--- Task details ---
Omit all pictures and give the records below again exactly as written.

--- Supplied records ---

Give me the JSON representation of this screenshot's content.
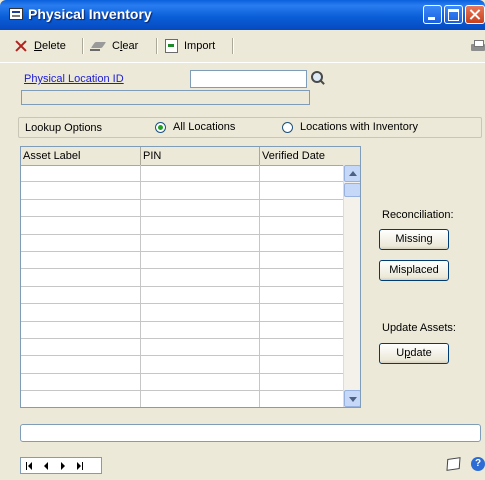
{
  "window": {
    "title": "Physical Inventory"
  },
  "toolbar": {
    "delete_label_pre": "",
    "delete_label_ul": "D",
    "delete_label_post": "elete",
    "clear_label_pre": "C",
    "clear_label_ul": "l",
    "clear_label_post": "ear",
    "import_label": "Import"
  },
  "form": {
    "location_id_label": "Physical Location ID",
    "location_id_value": "",
    "description_value": ""
  },
  "lookup": {
    "label": "Lookup Options",
    "options": [
      {
        "label": "All Locations",
        "selected": true
      },
      {
        "label": "Locations with Inventory",
        "selected": false
      }
    ]
  },
  "grid": {
    "columns": [
      "Asset Label",
      "PIN",
      "Verified Date"
    ],
    "rows": []
  },
  "right_panel": {
    "reconciliation_label": "Reconciliation:",
    "missing_label": "Missing",
    "misplaced_label": "Misplaced",
    "update_assets_label": "Update Assets:",
    "update_label_pre": "U",
    "update_label_ul": "p",
    "update_label_post": "date"
  },
  "help": {
    "icon_glyph": "?"
  },
  "icons": [
    "delete-icon",
    "clear-icon",
    "import-icon",
    "printer-icon",
    "lookup-icon",
    "note-icon",
    "help-icon"
  ]
}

--- Response to the exercise ---
Give me the JSON representation of this screenshot's content.
{
  "window": {
    "title": "Physical Inventory"
  },
  "toolbar": {
    "delete_label_pre": "",
    "delete_label_ul": "D",
    "delete_label_post": "elete",
    "clear_label_pre": "C",
    "clear_label_ul": "l",
    "clear_label_post": "ear",
    "import_label": "Import"
  },
  "form": {
    "location_id_label": "Physical Location ID",
    "location_id_value": "",
    "description_value": ""
  },
  "lookup": {
    "label": "Lookup Options",
    "options": [
      {
        "label": "All Locations",
        "selected": true
      },
      {
        "label": "Locations with Inventory",
        "selected": false
      }
    ]
  },
  "grid": {
    "columns": [
      "Asset Label",
      "PIN",
      "Verified Date"
    ],
    "rows": []
  },
  "right_panel": {
    "reconciliation_label": "Reconciliation:",
    "missing_label": "Missing",
    "misplaced_label": "Misplaced",
    "update_assets_label": "Update Assets:",
    "update_label_pre": "U",
    "update_label_ul": "p",
    "update_label_post": "date"
  },
  "help": {
    "icon_glyph": "?"
  },
  "icons": [
    "delete-icon",
    "clear-icon",
    "import-icon",
    "printer-icon",
    "lookup-icon",
    "note-icon",
    "help-icon"
  ]
}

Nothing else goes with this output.